### [Set exercise]
Lines that include the word "text" are the ones to copy.

### [Dataset records]
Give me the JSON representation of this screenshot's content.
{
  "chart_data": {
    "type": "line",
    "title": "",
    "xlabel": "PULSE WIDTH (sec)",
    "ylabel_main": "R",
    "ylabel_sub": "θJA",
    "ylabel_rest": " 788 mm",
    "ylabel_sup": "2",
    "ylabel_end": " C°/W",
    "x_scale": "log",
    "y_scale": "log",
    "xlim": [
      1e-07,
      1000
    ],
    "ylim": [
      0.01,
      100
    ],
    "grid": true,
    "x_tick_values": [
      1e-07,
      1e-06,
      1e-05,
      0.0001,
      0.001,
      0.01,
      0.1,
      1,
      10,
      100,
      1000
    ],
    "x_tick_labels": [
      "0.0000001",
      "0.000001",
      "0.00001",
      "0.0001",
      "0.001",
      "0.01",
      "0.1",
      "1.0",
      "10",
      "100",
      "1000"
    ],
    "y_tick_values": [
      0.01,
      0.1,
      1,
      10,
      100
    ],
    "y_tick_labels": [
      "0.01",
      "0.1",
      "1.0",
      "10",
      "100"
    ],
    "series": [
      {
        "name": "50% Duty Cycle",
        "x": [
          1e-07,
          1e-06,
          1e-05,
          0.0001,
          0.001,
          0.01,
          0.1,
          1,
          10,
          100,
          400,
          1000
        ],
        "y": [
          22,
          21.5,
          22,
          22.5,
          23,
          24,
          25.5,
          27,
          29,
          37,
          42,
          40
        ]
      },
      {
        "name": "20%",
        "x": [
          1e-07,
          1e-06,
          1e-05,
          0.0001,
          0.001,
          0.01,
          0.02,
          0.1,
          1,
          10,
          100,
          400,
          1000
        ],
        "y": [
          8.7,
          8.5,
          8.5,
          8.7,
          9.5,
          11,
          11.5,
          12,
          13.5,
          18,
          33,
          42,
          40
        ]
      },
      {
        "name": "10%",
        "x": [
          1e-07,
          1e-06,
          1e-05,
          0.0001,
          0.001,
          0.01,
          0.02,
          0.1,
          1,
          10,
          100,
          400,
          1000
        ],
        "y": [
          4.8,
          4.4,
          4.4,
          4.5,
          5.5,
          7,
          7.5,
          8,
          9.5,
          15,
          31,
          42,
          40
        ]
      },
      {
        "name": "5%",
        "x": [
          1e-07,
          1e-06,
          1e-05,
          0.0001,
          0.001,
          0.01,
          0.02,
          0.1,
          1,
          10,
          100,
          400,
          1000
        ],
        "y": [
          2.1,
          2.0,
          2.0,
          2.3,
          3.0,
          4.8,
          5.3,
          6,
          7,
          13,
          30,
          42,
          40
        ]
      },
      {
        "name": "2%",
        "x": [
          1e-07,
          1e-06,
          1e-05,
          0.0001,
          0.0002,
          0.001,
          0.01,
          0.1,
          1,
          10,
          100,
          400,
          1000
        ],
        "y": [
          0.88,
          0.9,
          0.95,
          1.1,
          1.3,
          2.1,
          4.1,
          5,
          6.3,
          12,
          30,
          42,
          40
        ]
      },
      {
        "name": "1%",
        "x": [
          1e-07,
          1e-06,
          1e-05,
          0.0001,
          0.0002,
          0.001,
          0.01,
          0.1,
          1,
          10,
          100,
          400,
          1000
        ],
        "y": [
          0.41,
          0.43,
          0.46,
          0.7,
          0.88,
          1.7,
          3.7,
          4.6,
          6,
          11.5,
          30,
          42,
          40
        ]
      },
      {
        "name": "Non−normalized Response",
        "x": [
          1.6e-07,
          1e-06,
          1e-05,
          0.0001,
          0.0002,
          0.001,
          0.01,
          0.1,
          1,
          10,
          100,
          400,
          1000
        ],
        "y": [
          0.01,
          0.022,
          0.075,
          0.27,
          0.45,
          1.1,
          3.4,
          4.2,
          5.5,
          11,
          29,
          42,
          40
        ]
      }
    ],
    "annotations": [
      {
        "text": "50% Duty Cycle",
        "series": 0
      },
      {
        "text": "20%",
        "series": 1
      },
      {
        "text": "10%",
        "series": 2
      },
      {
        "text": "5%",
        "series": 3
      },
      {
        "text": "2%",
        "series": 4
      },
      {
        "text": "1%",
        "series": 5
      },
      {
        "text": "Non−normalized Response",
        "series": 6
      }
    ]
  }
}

### [Result of this task]
        "text": "50% Duty Cycle",
        "text": "20%",
        "text": "10%",
        "text": "5%",
        "text": "2%",
        "text": "1%",
        "text": "Non−normalized Response",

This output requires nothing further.